WHAT YOU HAVE TO DO: In the listing below, locate the lines that hold "unexpected" and copy them.

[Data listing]
● ● ● ● ●

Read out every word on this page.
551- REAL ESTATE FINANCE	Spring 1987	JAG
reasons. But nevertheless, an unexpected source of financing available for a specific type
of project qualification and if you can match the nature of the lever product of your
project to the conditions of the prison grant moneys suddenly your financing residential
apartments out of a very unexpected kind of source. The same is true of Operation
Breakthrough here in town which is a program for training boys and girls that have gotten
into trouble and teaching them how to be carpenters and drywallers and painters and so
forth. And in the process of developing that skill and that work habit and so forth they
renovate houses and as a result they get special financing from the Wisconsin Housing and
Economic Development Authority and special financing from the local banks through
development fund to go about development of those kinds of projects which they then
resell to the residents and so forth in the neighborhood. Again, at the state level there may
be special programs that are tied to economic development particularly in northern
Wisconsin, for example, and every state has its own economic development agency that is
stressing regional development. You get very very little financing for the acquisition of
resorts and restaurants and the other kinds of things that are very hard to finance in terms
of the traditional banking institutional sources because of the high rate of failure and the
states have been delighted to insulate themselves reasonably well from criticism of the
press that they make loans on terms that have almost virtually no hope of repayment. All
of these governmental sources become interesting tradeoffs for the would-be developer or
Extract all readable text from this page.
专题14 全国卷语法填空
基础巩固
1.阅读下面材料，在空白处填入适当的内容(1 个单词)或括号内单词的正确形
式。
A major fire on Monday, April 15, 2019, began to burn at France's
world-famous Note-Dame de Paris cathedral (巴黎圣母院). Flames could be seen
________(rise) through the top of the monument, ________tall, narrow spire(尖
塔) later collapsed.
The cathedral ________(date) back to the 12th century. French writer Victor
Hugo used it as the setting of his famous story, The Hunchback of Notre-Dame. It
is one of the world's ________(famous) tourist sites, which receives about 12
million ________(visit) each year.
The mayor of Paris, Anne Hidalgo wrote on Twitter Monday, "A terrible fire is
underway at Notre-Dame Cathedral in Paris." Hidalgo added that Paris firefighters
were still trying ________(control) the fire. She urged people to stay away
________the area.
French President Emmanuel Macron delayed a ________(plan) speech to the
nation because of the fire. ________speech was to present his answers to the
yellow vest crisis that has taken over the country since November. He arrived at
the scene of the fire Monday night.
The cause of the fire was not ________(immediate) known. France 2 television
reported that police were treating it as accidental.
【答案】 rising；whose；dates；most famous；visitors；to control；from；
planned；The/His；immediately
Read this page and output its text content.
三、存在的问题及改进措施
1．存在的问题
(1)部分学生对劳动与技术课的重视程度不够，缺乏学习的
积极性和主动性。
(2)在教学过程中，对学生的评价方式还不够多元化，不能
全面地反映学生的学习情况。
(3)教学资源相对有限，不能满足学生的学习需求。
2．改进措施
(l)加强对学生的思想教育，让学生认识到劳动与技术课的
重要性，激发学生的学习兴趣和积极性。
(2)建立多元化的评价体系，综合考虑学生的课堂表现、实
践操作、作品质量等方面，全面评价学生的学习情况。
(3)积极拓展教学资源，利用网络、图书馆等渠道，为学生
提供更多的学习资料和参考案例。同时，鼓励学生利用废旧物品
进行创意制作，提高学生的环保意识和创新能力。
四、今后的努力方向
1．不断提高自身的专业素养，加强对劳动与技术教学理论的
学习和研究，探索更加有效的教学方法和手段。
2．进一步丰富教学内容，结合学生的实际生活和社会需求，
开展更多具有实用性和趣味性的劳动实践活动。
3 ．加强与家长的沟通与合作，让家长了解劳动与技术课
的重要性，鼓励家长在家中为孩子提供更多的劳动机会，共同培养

● ● ● ● ●

PROBLEM SOLUTION:
reasons. But nevertheless, an unexpected source of financing available for a specific type
apartments out of a very unexpected kind of source. The same is true of Operation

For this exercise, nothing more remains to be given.